Figure record extracts:
___
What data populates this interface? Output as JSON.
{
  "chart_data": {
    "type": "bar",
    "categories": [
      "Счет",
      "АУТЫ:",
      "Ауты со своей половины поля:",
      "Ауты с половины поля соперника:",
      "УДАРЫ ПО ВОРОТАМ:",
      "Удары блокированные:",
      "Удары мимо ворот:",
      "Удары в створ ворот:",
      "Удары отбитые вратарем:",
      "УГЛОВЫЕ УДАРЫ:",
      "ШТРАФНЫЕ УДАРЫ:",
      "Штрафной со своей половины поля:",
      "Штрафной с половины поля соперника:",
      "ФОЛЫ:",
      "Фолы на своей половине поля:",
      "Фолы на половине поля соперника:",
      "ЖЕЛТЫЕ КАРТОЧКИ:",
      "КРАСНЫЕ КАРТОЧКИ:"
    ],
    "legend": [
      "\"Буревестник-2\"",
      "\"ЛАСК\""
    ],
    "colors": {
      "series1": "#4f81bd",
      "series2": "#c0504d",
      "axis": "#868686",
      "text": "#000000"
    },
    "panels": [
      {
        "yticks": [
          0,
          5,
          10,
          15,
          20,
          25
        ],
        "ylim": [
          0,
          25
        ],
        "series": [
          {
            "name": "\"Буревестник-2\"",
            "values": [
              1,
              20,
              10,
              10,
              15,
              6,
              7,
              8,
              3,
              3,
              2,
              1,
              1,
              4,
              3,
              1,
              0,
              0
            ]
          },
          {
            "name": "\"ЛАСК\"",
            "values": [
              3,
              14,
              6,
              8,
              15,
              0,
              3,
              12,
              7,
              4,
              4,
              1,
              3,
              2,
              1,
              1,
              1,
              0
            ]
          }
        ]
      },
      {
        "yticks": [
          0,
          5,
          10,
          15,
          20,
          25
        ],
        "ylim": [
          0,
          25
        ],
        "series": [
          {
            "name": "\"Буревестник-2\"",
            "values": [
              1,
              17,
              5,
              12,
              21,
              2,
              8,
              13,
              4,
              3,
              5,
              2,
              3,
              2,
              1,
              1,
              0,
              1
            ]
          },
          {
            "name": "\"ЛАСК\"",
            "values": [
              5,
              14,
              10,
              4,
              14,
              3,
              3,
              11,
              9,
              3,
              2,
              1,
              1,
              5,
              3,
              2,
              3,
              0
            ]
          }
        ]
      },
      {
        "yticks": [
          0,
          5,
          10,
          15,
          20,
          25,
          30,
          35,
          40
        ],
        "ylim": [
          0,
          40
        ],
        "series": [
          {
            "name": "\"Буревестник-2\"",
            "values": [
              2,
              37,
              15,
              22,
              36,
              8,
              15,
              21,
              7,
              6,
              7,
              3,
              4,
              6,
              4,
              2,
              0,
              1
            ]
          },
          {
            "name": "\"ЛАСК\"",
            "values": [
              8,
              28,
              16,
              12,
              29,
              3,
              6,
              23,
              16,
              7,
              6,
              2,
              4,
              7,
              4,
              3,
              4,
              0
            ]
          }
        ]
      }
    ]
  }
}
___
EXERCISE DESCRIPTION:
Exact copies of all the records are required.

WORKED ANSWER:
What data populates this interface? Output as JSON.
{
  "chart_data": {
    "type": "bar",
    "categories": [
      "Счет",
      "АУТЫ:",
      "Ауты со своей половины поля:",
      "Ауты с половины поля соперника:",
      "УДАРЫ ПО ВОРОТАМ:",
      "Удары блокированные:",
      "Удары мимо ворот:",
      "Удары в створ ворот:",
      "Удары отбитые вратарем:",
      "УГЛОВЫЕ УДАРЫ:",
      "ШТРАФНЫЕ УДАРЫ:",
      "Штрафной со своей половины поля:",
      "Штрафной с половины поля соперника:",
      "ФОЛЫ:",
      "Фолы на своей половине поля:",
      "Фолы на половине поля соперника:",
      "ЖЕЛТЫЕ КАРТОЧКИ:",
      "КРАСНЫЕ КАРТОЧКИ:"
    ],
    "legend": [
      "\"Буревестник-2\"",
      "\"ЛАСК\""
    ],
    "colors": {
      "series1": "#4f81bd",
      "series2": "#c0504d",
      "axis": "#868686",
      "text": "#000000"
    },
    "panels": [
      {
        "yticks": [
          0,
          5,
          10,
          15,
          20,
          25
        ],
        "ylim": [
          0,
          25
        ],
        "series": [
          {
            "name": "\"Буревестник-2\"",
            "values": [
              1,
              20,
              10,
              10,
              15,
              6,
              7,
              8,
              3,
              3,
              2,
              1,
              1,
              4,
              3,
              1,
              0,
              0
            ]
          },
          {
            "name": "\"ЛАСК\"",
            "values": [
              3,
              14,
              6,
              8,
              15,
              0,
              3,
              12,
              7,
              4,
              4,
              1,
              3,
              2,
              1,
              1,
              1,
              0
            ]
          }
        ]
      },
      {
        "yticks": [
          0,
          5,
          10,
          15,
          20,
          25
        ],
        "ylim": [
          0,
          25
        ],
        "series": [
          {
            "name": "\"Буревестник-2\"",
            "values": [
              1,
              17,
              5,
              12,
              21,
              2,
              8,
              13,
              4,
              3,
              5,
              2,
              3,
              2,
              1,
              1,
              0,
              1
            ]
          },
          {
            "name": "\"ЛАСК\"",
            "values": [
              5,
              14,
              10,
              4,
              14,
              3,
              3,
              11,
              9,
              3,
              2,
              1,
              1,
              5,
              3,
              2,
              3,
              0
            ]
          }
        ]
      },
      {
        "yticks": [
          0,
          5,
          10,
          15,
          20,
          25,
          30,
          35,
          40
        ],
        "ylim": [
          0,
          40
        ],
        "series": [
          {
            "name": "\"Буревестник-2\"",
            "values": [
              2,
              37,
              15,
              22,
              36,
              8,
              15,
              21,
              7,
              6,
              7,
              3,
              4,
              6,
              4,
              2,
              0,
              1
            ]
          },
          {
            "name": "\"ЛАСК\"",
            "values": [
              8,
              28,
              16,
              12,
              29,
              3,
              6,
              23,
              16,
              7,
              6,
              2,
              4,
              7,
              4,
              3,
              4,
              0
            ]
          }
        ]
      }
    ]
  }
}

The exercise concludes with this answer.